● Provided records:
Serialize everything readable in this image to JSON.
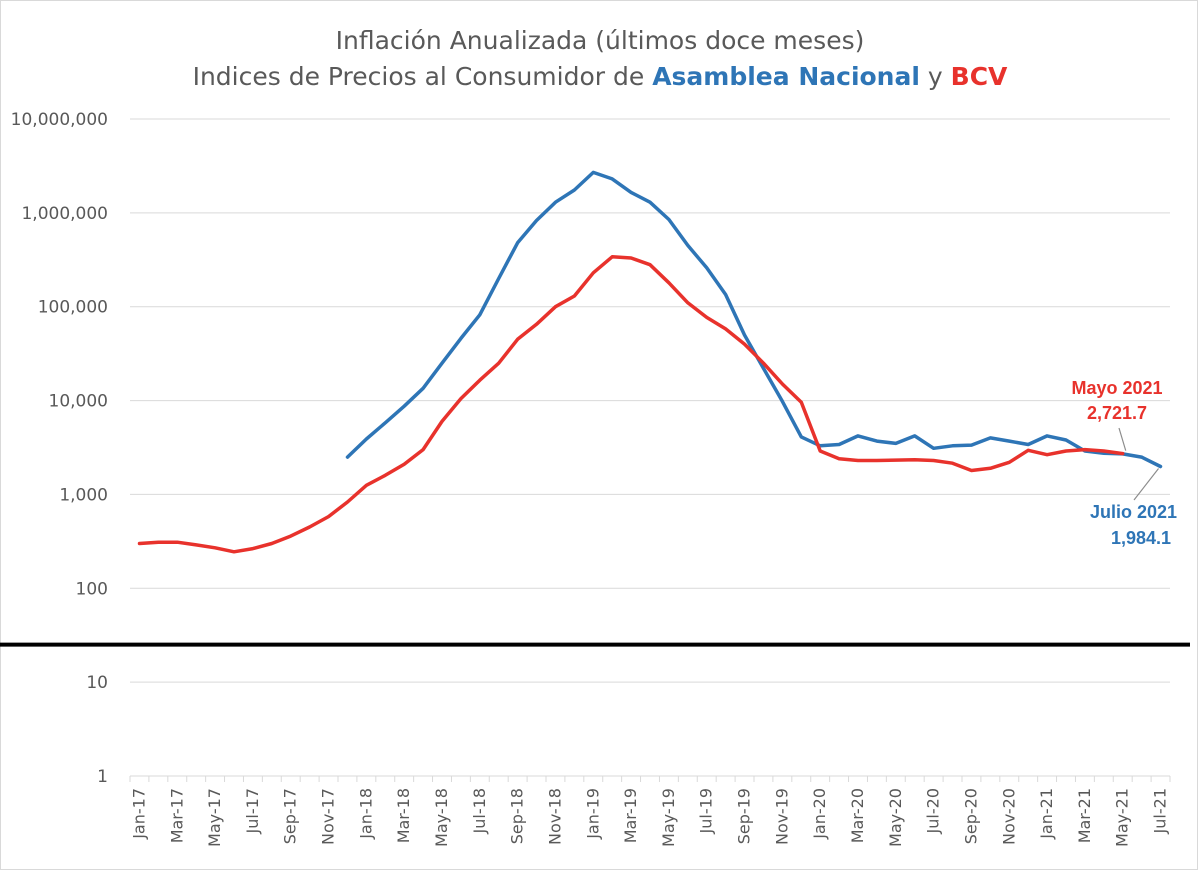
{
  "colors": {
    "an": "#2e75b6",
    "bcv": "#e8322c",
    "grid": "#d9d9d9",
    "text": "#595959",
    "cut": "#000000"
  },
  "title_line1": "Inflación Anualizada (últimos doce meses)",
  "title_line2_prefix": "Indices de Precios al Consumidor de ",
  "title_line2_an": "Asamblea Nacional",
  "title_line2_mid": " y ",
  "title_line2_bcv": "BCV",
  "annotation_bcv": {
    "line1": "Mayo 2021",
    "line2": "2,721.7"
  },
  "annotation_an": {
    "line1": "Julio 2021",
    "line2": "1,984.1"
  },
  "chart_data": {
    "type": "line",
    "y_scale": "log",
    "ylim": [
      1,
      10000000
    ],
    "grid": true,
    "y_ticks": [
      {
        "value": 1,
        "label": "1"
      },
      {
        "value": 10,
        "label": "10"
      },
      {
        "value": 100,
        "label": "100"
      },
      {
        "value": 1000,
        "label": "1,000"
      },
      {
        "value": 10000,
        "label": "10,000"
      },
      {
        "value": 100000,
        "label": "100,000"
      },
      {
        "value": 1000000,
        "label": "1,000,000"
      },
      {
        "value": 10000000,
        "label": "10,000,000"
      }
    ],
    "x": [
      "Jan-17",
      "Feb-17",
      "Mar-17",
      "Apr-17",
      "May-17",
      "Jun-17",
      "Jul-17",
      "Aug-17",
      "Sep-17",
      "Oct-17",
      "Nov-17",
      "Dec-17",
      "Jan-18",
      "Feb-18",
      "Mar-18",
      "Apr-18",
      "May-18",
      "Jun-18",
      "Jul-18",
      "Aug-18",
      "Sep-18",
      "Oct-18",
      "Nov-18",
      "Dec-18",
      "Jan-19",
      "Feb-19",
      "Mar-19",
      "Apr-19",
      "May-19",
      "Jun-19",
      "Jul-19",
      "Aug-19",
      "Sep-19",
      "Oct-19",
      "Nov-19",
      "Dec-19",
      "Jan-20",
      "Feb-20",
      "Mar-20",
      "Apr-20",
      "May-20",
      "Jun-20",
      "Jul-20",
      "Aug-20",
      "Sep-20",
      "Oct-20",
      "Nov-20",
      "Dec-20",
      "Jan-21",
      "Feb-21",
      "Mar-21",
      "Apr-21",
      "May-21",
      "Jun-21",
      "Jul-21"
    ],
    "x_tick_labels": [
      "Jan-17",
      "Mar-17",
      "May-17",
      "Jul-17",
      "Sep-17",
      "Nov-17",
      "Jan-18",
      "Mar-18",
      "May-18",
      "Jul-18",
      "Sep-18",
      "Nov-18",
      "Jan-19",
      "Mar-19",
      "May-19",
      "Jul-19",
      "Sep-19",
      "Nov-19",
      "Jan-20",
      "Mar-20",
      "May-20",
      "Jul-20",
      "Sep-20",
      "Nov-20",
      "Jan-21",
      "Mar-21",
      "May-21",
      "Jul-21"
    ],
    "series": [
      {
        "name": "Asamblea Nacional",
        "color": "#2e75b6",
        "values": [
          null,
          null,
          null,
          null,
          null,
          null,
          null,
          null,
          null,
          null,
          null,
          2500,
          3900,
          5800,
          8700,
          13500,
          25000,
          46000,
          82000,
          200000,
          480000,
          830000,
          1300000,
          1750000,
          2700000,
          2300000,
          1650000,
          1300000,
          850000,
          450000,
          260000,
          135000,
          50000,
          22000,
          9800,
          4100,
          3300,
          3400,
          4200,
          3700,
          3500,
          4200,
          3100,
          3300,
          3350,
          4000,
          3700,
          3400,
          4200,
          3800,
          2900,
          2750,
          2700,
          2500,
          1984.1
        ]
      },
      {
        "name": "BCV",
        "color": "#e8322c",
        "values": [
          300,
          310,
          310,
          290,
          270,
          245,
          265,
          300,
          360,
          450,
          580,
          830,
          1250,
          1600,
          2100,
          3000,
          6000,
          10500,
          16500,
          25000,
          45000,
          65000,
          100000,
          130000,
          230000,
          340000,
          330000,
          280000,
          180000,
          110000,
          77000,
          58000,
          40000,
          25000,
          15000,
          9600,
          2900,
          2400,
          2300,
          2300,
          2320,
          2340,
          2300,
          2150,
          1800,
          1900,
          2200,
          2950,
          2650,
          2900,
          3000,
          2900,
          2721.7,
          null,
          null
        ]
      }
    ]
  }
}
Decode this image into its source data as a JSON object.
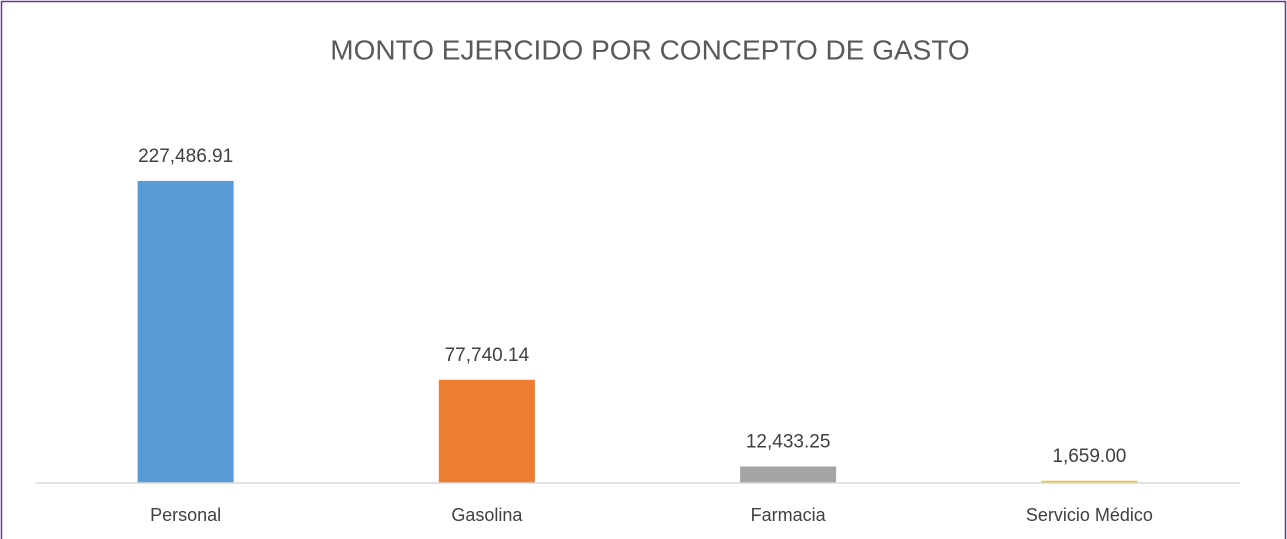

● What you need to do:
Search the entries for the word "JSON", then gather every line that has it.

● Full output:
Serialize everything readable in this image to JSON.
Decode this image into its source data as a JSON object.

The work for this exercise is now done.